Exercise details:
Copy the lines below word for word, leaving out the pictures.
--- Material supplied ---
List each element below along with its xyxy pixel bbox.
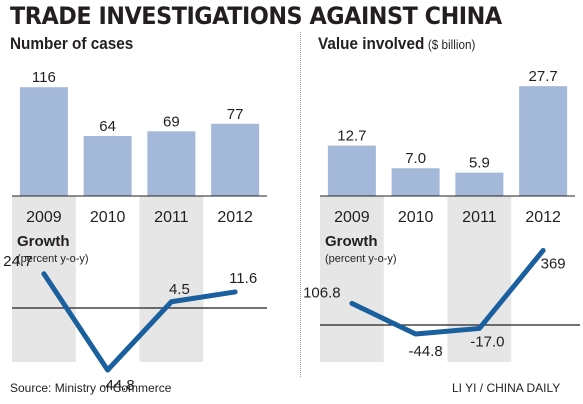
right-growth-title: Growth [325, 233, 378, 250]
left-bar-value-label: 69 [163, 113, 180, 130]
right-growth-line [349, 247, 546, 337]
left-shade-band [139, 196, 204, 362]
right-shade-band [320, 196, 384, 362]
right-growth-value-label: -17.0 [470, 333, 504, 350]
left-growth-subtitle: (percent y-o-y) [17, 253, 89, 265]
right-bar-2009 [327, 145, 376, 196]
left-growth-value-label: 4.5 [169, 281, 190, 298]
left-bar-value-label: 64 [99, 118, 116, 135]
left-bar-value-label: 77 [227, 106, 244, 123]
right-category-label-2010: 2010 [398, 209, 434, 226]
left-category-label-2011: 2011 [154, 209, 189, 226]
source-note: Source: Ministry of Commerce [10, 381, 172, 395]
left-growth-title: Growth [17, 233, 70, 250]
left-bar-2011 [147, 131, 196, 196]
left-growth-value-label: 11.6 [229, 270, 257, 287]
right-growth-value-label: 106.8 [303, 284, 341, 301]
left-shade-band [12, 196, 76, 362]
left-bar-value-label: 116 [32, 69, 56, 86]
left-bar-2010 [83, 135, 132, 196]
left-growth-value-label: -44.8 [101, 377, 135, 394]
left-category-label-2009: 2009 [26, 209, 62, 226]
right-shade-band [447, 196, 512, 362]
right-panel-unit: ($ billion) [427, 37, 476, 52]
right-growth-subtitle: (percent y-o-y) [325, 253, 397, 265]
right-growth-value-label: -44.8 [409, 343, 443, 360]
left-bar-2012 [211, 123, 260, 196]
right-panel-title: Value involved ($ billion) [318, 34, 475, 54]
left-category-label-2010: 2010 [90, 209, 126, 226]
page-title: TRADE INVESTIGATIONS AGAINST CHINA [10, 2, 502, 30]
left-growth-line [41, 271, 238, 373]
right-bar-2010 [391, 168, 440, 196]
right-category-label-2011: 2011 [462, 209, 497, 226]
right-bar-value-label: 27.7 [529, 68, 558, 85]
right-category-label-2012: 2012 [525, 209, 561, 226]
right-panel-title-text: Value involved [318, 34, 425, 53]
left-panel-title: Number of cases [10, 34, 134, 53]
left-growth-value-label: 24.7 [3, 253, 32, 270]
right-bar-value-label: 7.0 [405, 150, 426, 167]
left-bar-2009 [19, 87, 68, 196]
right-category-label-2009: 2009 [334, 209, 370, 226]
right-growth-value-label: 369 [541, 255, 566, 272]
right-bar-value-label: 12.7 [337, 128, 366, 145]
credit-note: LI YI / CHINA DAILY [452, 381, 561, 395]
left-category-label-2012: 2012 [217, 209, 253, 226]
right-bar-2011 [455, 172, 504, 196]
right-bar-2012 [519, 86, 568, 196]
right-bar-value-label: 5.9 [469, 155, 490, 172]
panel-divider [300, 32, 301, 377]
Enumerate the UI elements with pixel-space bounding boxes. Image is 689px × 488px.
---
Finished exercise:
List each element below along with its xyxy pixel bbox.
right-growth-title: Growth [325, 233, 378, 250]
left-bar-value-label: 69 [163, 113, 180, 130]
right-growth-line [349, 247, 546, 337]
left-shade-band [139, 196, 204, 362]
right-shade-band [320, 196, 384, 362]
right-growth-value-label: -17.0 [470, 333, 504, 350]
left-growth-subtitle: (percent y-o-y) [17, 253, 89, 265]
right-bar-2009 [327, 145, 376, 196]
left-growth-value-label: 4.5 [169, 281, 190, 298]
left-bar-value-label: 64 [99, 118, 116, 135]
left-bar-value-label: 77 [227, 106, 244, 123]
right-category-label-2010: 2010 [398, 209, 434, 226]
left-category-label-2011: 2011 [154, 209, 189, 226]
source-note: Source: Ministry of Commerce [10, 381, 172, 395]
left-growth-title: Growth [17, 233, 70, 250]
left-bar-2011 [147, 131, 196, 196]
left-growth-value-label: 11.6 [229, 270, 257, 287]
right-growth-value-label: 106.8 [303, 284, 341, 301]
left-shade-band [12, 196, 76, 362]
left-bar-value-label: 116 [32, 69, 56, 86]
left-bar-2010 [83, 135, 132, 196]
left-growth-value-label: -44.8 [101, 377, 135, 394]
left-category-label-2009: 2009 [26, 209, 62, 226]
right-shade-band [447, 196, 512, 362]
right-panel-unit: ($ billion) [427, 37, 476, 52]
right-growth-subtitle: (percent y-o-y) [325, 253, 397, 265]
right-growth-value-label: -44.8 [409, 343, 443, 360]
left-bar-2012 [211, 123, 260, 196]
right-panel-title: Value involved ($ billion) [318, 34, 475, 54]
left-category-label-2010: 2010 [90, 209, 126, 226]
page-title: TRADE INVESTIGATIONS AGAINST CHINA [10, 2, 502, 30]
left-growth-line [41, 271, 238, 373]
right-bar-2010 [391, 168, 440, 196]
right-category-label-2011: 2011 [462, 209, 497, 226]
right-bar-value-label: 27.7 [529, 68, 558, 85]
right-category-label-2012: 2012 [525, 209, 561, 226]
right-panel-title-text: Value involved [318, 34, 425, 53]
left-panel-title: Number of cases [10, 34, 134, 53]
left-growth-value-label: 24.7 [3, 253, 32, 270]
right-bar-value-label: 7.0 [405, 150, 426, 167]
left-bar-2009 [19, 87, 68, 196]
right-category-label-2009: 2009 [334, 209, 370, 226]
right-growth-value-label: 369 [541, 255, 566, 272]
right-bar-value-label: 12.7 [337, 128, 366, 145]
credit-note: LI YI / CHINA DAILY [452, 381, 561, 395]
left-category-label-2012: 2012 [217, 209, 253, 226]
right-bar-2011 [455, 172, 504, 196]
right-bar-2012 [519, 86, 568, 196]
right-bar-value-label: 5.9 [469, 155, 490, 172]
panel-divider [300, 32, 301, 377]
Enumerate the UI elements with pixel-space bounding boxes. Image is 689px × 488px.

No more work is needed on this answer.